--- START Given data ---
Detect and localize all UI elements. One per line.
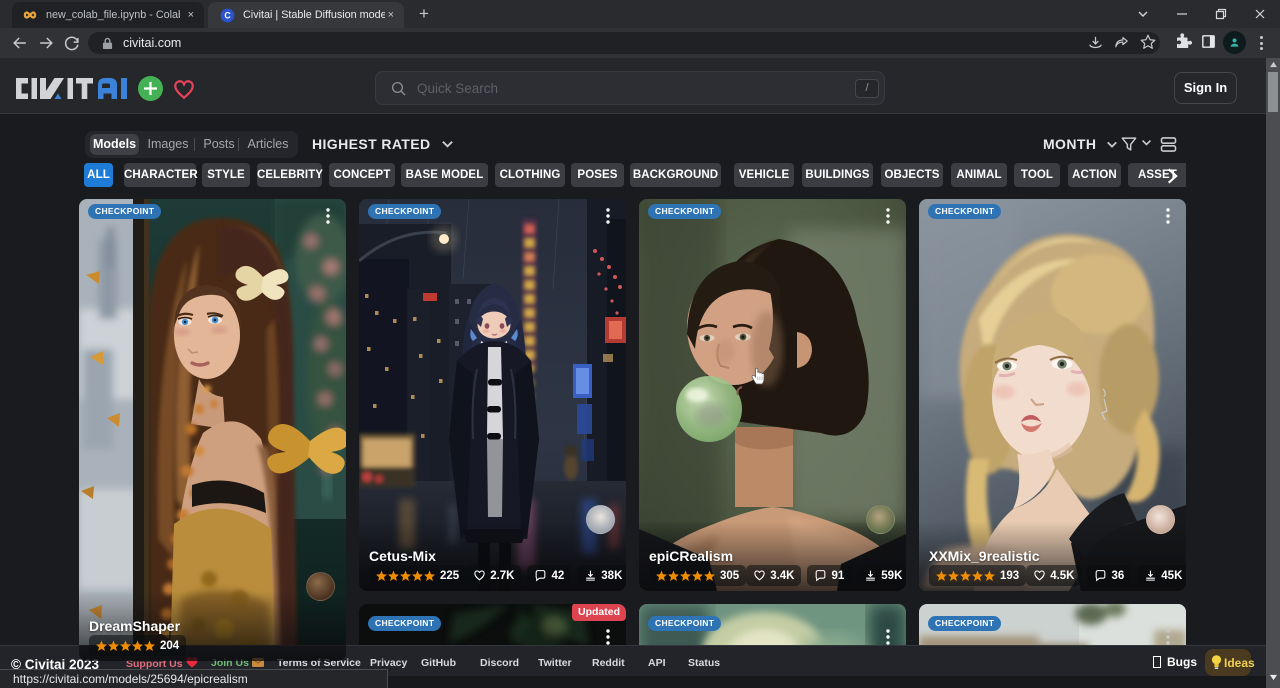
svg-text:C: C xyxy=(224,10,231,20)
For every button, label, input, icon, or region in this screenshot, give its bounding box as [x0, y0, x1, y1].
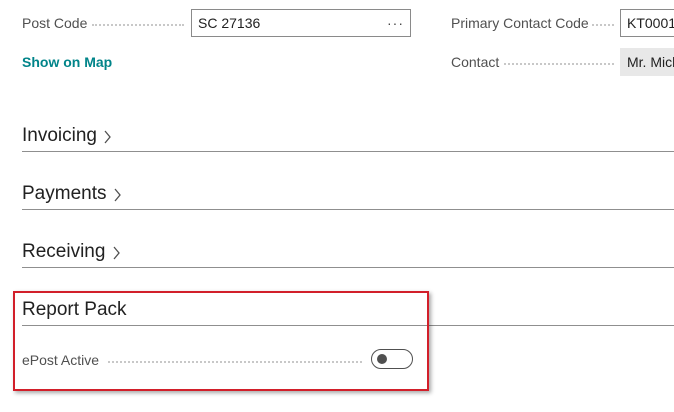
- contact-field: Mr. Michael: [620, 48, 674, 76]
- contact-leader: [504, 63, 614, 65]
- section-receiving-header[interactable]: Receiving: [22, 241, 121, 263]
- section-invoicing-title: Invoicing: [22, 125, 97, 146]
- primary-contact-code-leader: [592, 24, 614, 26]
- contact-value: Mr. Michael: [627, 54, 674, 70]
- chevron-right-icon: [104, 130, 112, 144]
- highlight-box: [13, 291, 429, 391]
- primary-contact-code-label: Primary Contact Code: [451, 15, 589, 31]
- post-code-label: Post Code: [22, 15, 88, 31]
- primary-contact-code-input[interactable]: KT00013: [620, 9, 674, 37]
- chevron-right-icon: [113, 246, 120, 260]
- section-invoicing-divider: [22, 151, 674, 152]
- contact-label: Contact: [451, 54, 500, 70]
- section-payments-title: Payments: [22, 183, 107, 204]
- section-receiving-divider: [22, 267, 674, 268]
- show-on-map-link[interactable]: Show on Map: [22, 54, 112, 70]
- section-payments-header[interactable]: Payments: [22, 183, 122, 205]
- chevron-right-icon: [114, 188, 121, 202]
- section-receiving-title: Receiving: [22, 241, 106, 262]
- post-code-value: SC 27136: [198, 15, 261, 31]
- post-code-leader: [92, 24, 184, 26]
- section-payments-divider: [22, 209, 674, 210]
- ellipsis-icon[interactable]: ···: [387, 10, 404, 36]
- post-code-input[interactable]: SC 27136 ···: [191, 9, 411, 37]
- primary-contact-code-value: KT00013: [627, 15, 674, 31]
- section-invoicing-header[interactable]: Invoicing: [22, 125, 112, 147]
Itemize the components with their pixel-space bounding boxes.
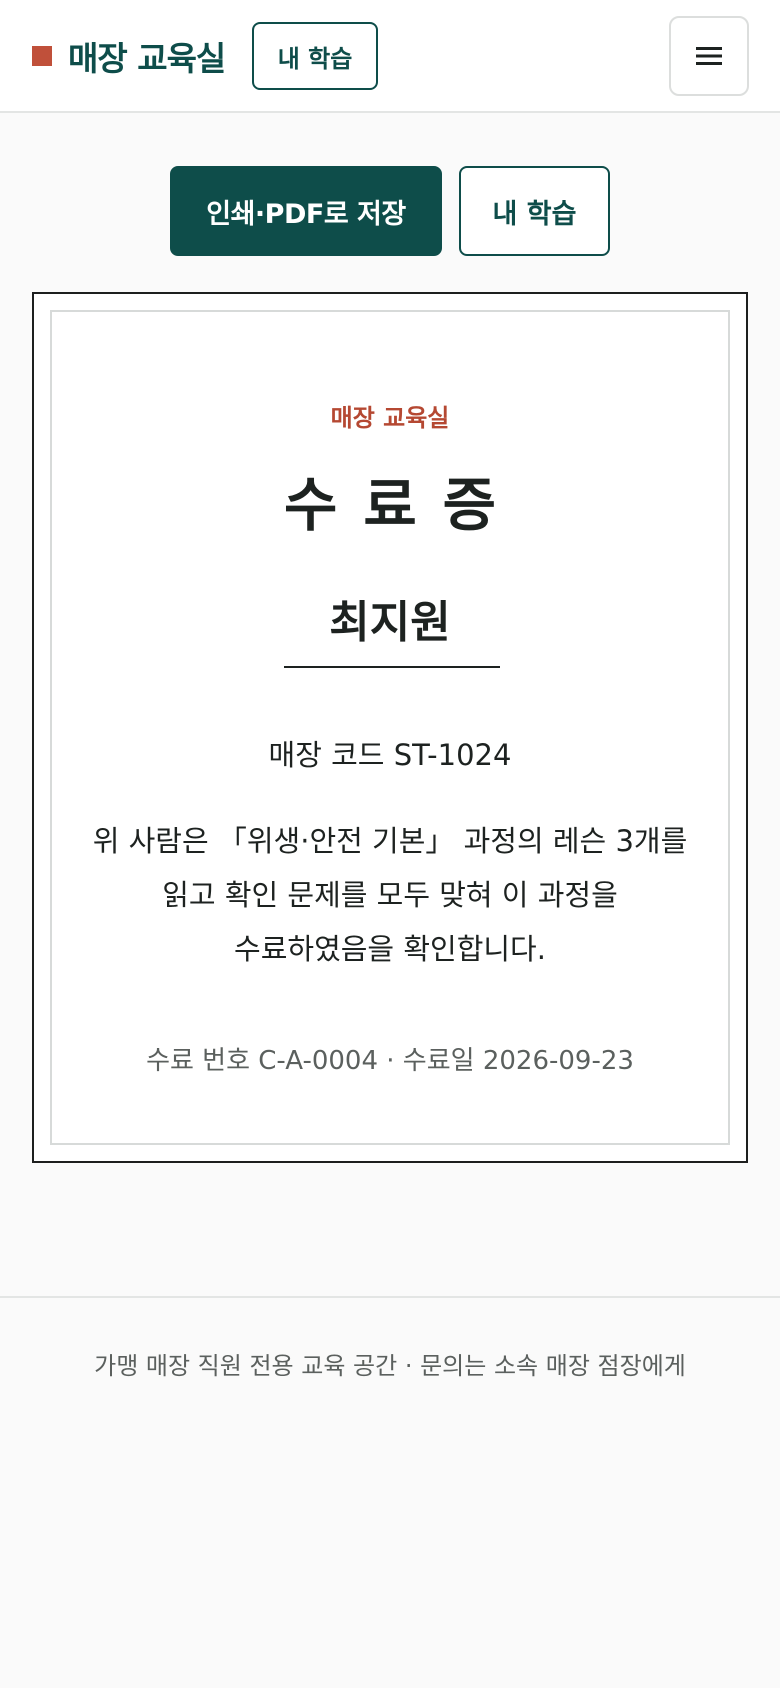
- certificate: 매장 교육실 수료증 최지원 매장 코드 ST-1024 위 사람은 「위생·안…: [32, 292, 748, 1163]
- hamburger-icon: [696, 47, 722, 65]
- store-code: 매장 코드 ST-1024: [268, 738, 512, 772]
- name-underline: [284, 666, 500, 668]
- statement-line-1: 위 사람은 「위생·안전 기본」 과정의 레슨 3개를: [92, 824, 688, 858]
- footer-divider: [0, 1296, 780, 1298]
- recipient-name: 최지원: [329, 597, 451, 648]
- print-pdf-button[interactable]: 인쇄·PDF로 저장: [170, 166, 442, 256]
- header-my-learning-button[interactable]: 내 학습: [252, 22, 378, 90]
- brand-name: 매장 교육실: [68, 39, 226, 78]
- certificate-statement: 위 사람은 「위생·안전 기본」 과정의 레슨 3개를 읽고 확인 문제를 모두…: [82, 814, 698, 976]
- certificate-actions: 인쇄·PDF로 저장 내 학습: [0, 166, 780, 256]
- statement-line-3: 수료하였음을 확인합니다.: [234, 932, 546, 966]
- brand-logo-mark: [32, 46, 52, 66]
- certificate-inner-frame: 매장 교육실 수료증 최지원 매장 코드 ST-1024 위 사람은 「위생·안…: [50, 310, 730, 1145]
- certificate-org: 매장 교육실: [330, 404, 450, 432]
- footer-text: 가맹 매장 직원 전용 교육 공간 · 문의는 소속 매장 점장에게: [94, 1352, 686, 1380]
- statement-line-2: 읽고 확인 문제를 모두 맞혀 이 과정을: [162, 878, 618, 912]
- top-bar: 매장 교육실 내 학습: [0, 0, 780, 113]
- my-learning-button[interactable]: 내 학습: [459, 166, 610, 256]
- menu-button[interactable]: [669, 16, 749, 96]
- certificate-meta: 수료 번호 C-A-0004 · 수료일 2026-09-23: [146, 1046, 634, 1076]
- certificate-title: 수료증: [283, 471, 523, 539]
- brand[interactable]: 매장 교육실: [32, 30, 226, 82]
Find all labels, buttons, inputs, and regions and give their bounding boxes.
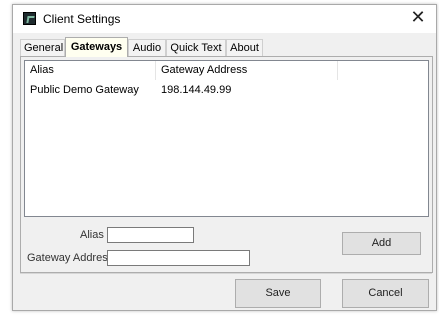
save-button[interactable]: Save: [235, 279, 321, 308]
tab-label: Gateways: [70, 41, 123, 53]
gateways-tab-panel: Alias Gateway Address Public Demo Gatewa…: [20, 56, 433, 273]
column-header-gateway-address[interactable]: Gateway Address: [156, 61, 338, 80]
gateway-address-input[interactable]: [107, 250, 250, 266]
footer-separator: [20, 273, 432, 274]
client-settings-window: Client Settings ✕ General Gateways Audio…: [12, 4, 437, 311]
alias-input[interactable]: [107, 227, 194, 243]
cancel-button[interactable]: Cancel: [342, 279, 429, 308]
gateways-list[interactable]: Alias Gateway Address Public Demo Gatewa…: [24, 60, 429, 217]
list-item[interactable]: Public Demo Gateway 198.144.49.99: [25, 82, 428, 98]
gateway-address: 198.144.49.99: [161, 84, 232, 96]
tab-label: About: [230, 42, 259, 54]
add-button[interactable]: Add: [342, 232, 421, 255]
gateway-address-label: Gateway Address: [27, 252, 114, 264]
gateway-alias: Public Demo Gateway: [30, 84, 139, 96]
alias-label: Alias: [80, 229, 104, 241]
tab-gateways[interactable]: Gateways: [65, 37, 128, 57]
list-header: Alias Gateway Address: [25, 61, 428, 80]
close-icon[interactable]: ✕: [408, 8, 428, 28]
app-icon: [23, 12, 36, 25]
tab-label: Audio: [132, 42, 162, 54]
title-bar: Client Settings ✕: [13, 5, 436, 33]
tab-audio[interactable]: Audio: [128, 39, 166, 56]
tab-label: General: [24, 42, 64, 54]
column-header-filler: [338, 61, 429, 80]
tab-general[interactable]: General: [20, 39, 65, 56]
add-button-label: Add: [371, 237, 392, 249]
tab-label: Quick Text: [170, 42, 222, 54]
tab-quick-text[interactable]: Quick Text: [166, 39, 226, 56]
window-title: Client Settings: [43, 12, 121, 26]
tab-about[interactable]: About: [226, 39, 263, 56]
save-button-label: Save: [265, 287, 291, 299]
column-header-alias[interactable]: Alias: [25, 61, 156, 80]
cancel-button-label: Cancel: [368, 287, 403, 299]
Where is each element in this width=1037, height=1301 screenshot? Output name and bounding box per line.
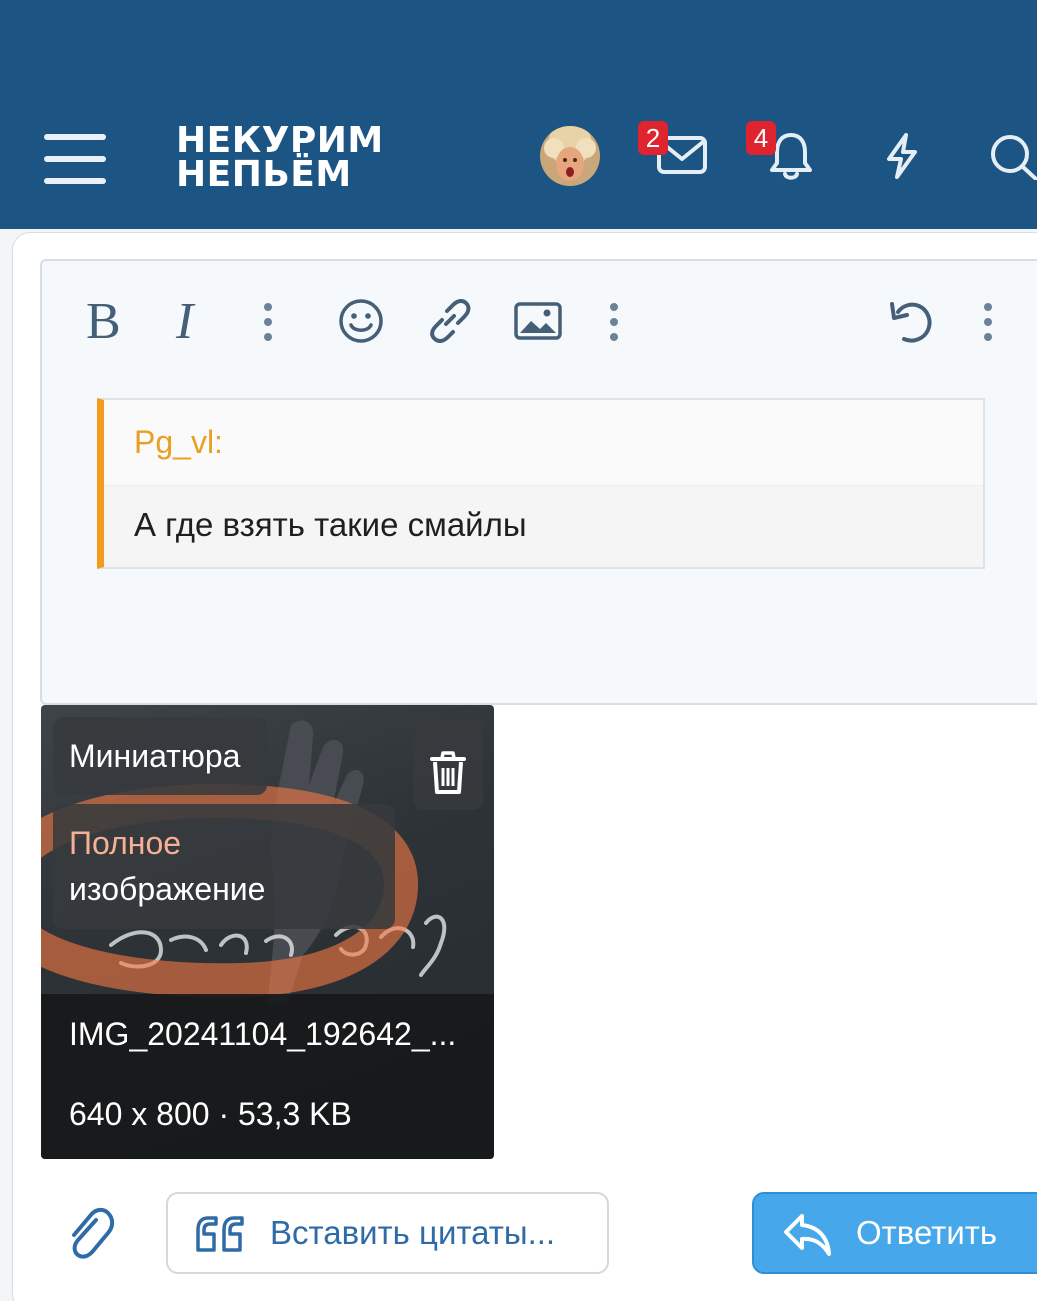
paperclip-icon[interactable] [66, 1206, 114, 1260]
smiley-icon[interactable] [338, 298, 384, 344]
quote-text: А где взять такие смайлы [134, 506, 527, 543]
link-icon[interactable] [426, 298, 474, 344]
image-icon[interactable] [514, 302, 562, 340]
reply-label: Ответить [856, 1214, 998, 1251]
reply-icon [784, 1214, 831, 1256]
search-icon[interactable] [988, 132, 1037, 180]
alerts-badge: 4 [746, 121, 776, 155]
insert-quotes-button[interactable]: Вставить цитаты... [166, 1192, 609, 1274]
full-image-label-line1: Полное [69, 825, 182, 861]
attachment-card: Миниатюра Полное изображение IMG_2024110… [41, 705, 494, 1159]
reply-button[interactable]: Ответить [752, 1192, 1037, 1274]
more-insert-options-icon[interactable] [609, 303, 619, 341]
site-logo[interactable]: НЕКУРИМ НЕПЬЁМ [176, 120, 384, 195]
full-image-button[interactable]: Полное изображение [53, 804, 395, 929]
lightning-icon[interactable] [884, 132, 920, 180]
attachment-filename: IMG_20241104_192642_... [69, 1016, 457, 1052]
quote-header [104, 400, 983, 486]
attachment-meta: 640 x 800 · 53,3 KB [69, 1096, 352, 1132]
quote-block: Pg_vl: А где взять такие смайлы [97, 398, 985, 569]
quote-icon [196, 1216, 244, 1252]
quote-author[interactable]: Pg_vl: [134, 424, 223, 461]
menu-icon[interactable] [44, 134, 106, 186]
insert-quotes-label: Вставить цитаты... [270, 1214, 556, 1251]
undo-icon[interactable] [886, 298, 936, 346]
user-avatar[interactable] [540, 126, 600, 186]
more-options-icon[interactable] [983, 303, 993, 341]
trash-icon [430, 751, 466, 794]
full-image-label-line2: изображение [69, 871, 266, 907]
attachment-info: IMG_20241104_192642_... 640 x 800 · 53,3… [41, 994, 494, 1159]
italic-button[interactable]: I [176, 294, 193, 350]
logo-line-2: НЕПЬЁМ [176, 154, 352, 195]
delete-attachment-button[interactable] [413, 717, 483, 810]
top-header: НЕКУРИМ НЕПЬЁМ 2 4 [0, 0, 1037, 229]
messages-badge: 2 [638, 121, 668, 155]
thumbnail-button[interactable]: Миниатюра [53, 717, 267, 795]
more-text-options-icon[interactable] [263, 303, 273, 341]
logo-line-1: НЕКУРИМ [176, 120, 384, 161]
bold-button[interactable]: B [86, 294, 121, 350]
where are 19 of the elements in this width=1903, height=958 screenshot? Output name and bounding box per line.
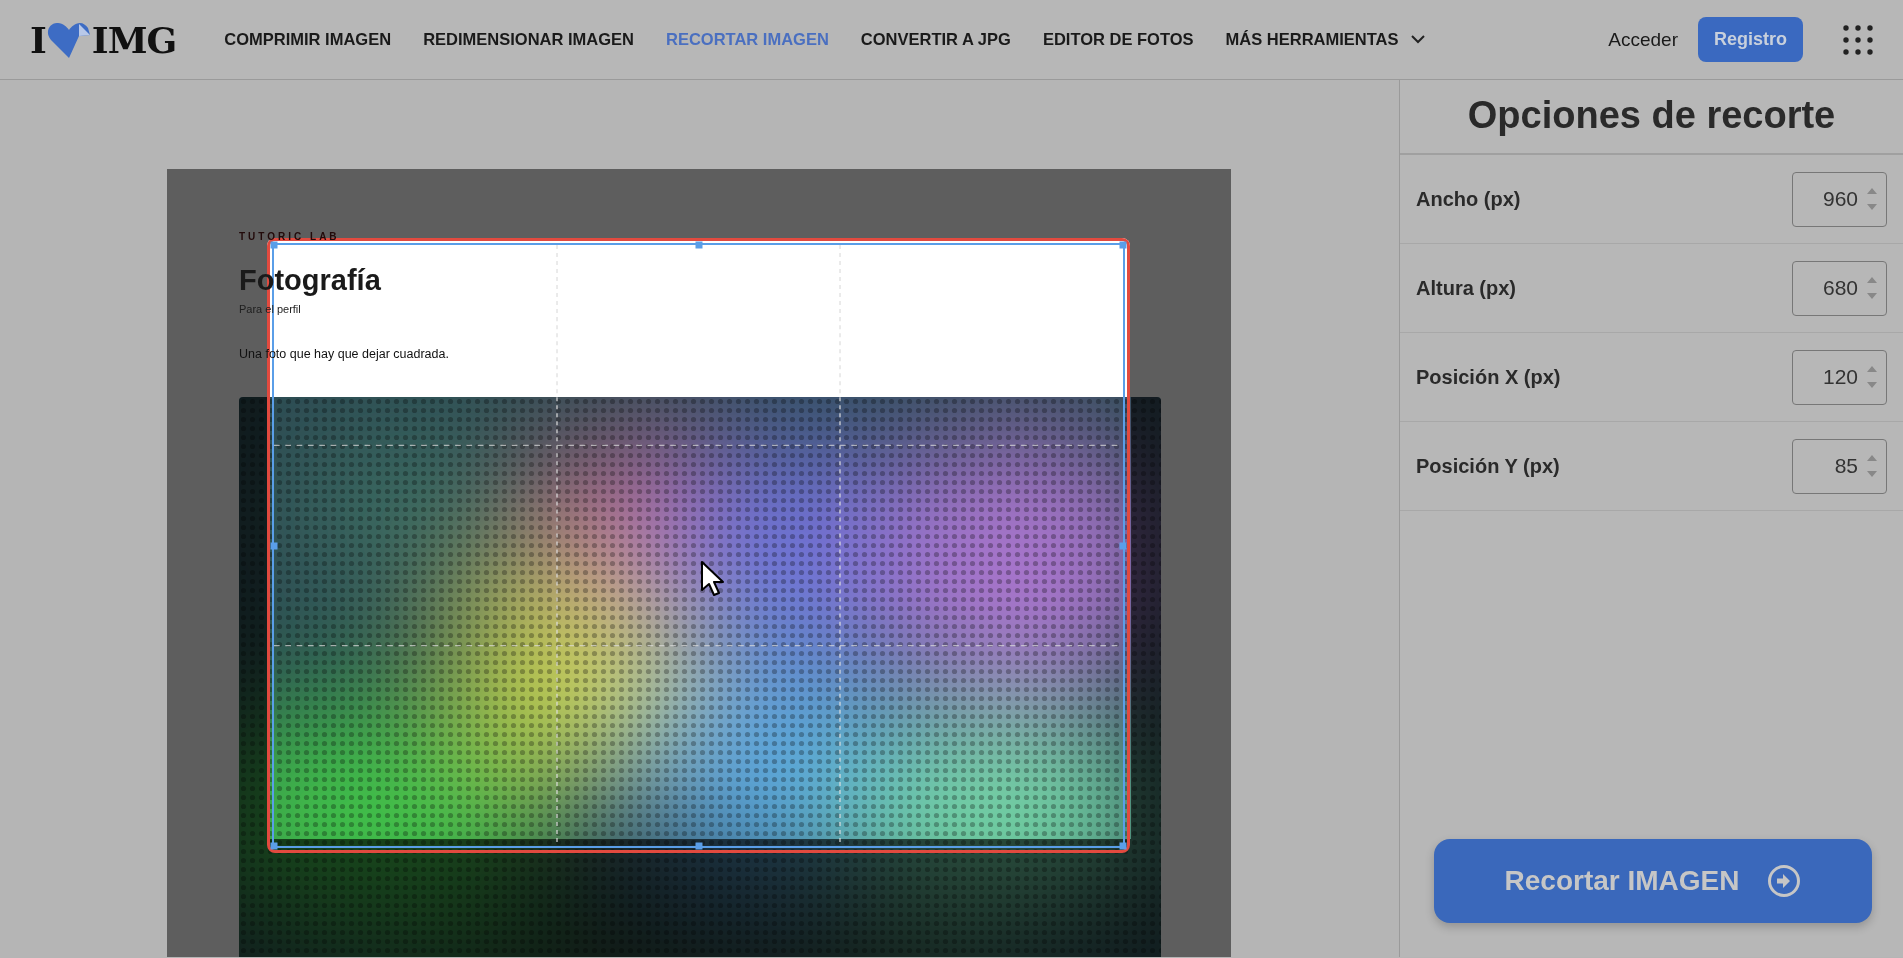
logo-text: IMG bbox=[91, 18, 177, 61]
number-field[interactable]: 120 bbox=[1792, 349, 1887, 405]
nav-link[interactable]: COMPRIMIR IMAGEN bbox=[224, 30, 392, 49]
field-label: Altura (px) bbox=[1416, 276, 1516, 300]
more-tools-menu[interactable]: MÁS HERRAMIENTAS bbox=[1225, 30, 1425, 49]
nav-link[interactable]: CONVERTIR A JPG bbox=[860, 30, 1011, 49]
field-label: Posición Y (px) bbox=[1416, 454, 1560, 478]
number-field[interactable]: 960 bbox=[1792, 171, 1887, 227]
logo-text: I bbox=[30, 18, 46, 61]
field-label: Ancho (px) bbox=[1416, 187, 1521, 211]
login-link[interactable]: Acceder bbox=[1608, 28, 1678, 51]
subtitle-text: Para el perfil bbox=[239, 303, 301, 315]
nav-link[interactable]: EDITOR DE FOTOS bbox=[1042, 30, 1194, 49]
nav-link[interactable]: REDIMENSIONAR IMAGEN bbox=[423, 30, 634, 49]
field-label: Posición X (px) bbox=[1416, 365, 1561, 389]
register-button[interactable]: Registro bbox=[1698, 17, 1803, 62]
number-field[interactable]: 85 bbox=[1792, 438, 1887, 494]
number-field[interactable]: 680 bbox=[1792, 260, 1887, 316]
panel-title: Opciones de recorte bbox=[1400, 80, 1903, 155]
--- END Given data ---
--- Request ---
Convert the lines of data above into a Markdown table with the columns Row and Data line, starting with the line that contains "paperclip-icon[interactable] [66, 1206, 114, 1260]" and going on through the line that contains "full-image-button[interactable]: Полное изображение". Number each row and skip any blank lines.

--- Answer to the problem ---
| Row | Data line |
|---|---|
| 1 | paperclip-icon[interactable] [66, 1206, 114, 1260] |
| 2 | smiley-icon[interactable] [338, 298, 384, 344] |
| 3 | quote-text: А где взять такие смайлы [134, 506, 527, 543] |
| 4 | link-icon[interactable] [426, 298, 474, 344] |
| 5 | image-icon[interactable] [514, 302, 562, 340] |
| 6 | reply-label: Ответить [856, 1214, 998, 1251] |
| 7 | reply-icon [784, 1214, 831, 1256] |
| 8 | search-icon[interactable] [988, 132, 1037, 180] |
| 9 | alerts-badge: 4 [746, 121, 776, 155] |
| 10 | insert-quotes-button[interactable]: Вставить цитаты... [166, 1192, 609, 1274] |
| 11 | full-image-label-line1: Полное [69, 825, 182, 861] |
| 12 | attachment-card: Миниатюра Полное изображение IMG_2024110… [41, 705, 494, 1159] |
| 13 | reply-button[interactable]: Ответить [752, 1192, 1037, 1274] |
| 14 | more-insert-options-icon[interactable] [609, 303, 619, 341] |
| 15 | site-logo[interactable]: НЕКУРИМ НЕПЬЁМ [176, 120, 384, 195] |
| 16 | full-image-button[interactable]: Полное изображение [53, 804, 395, 929] |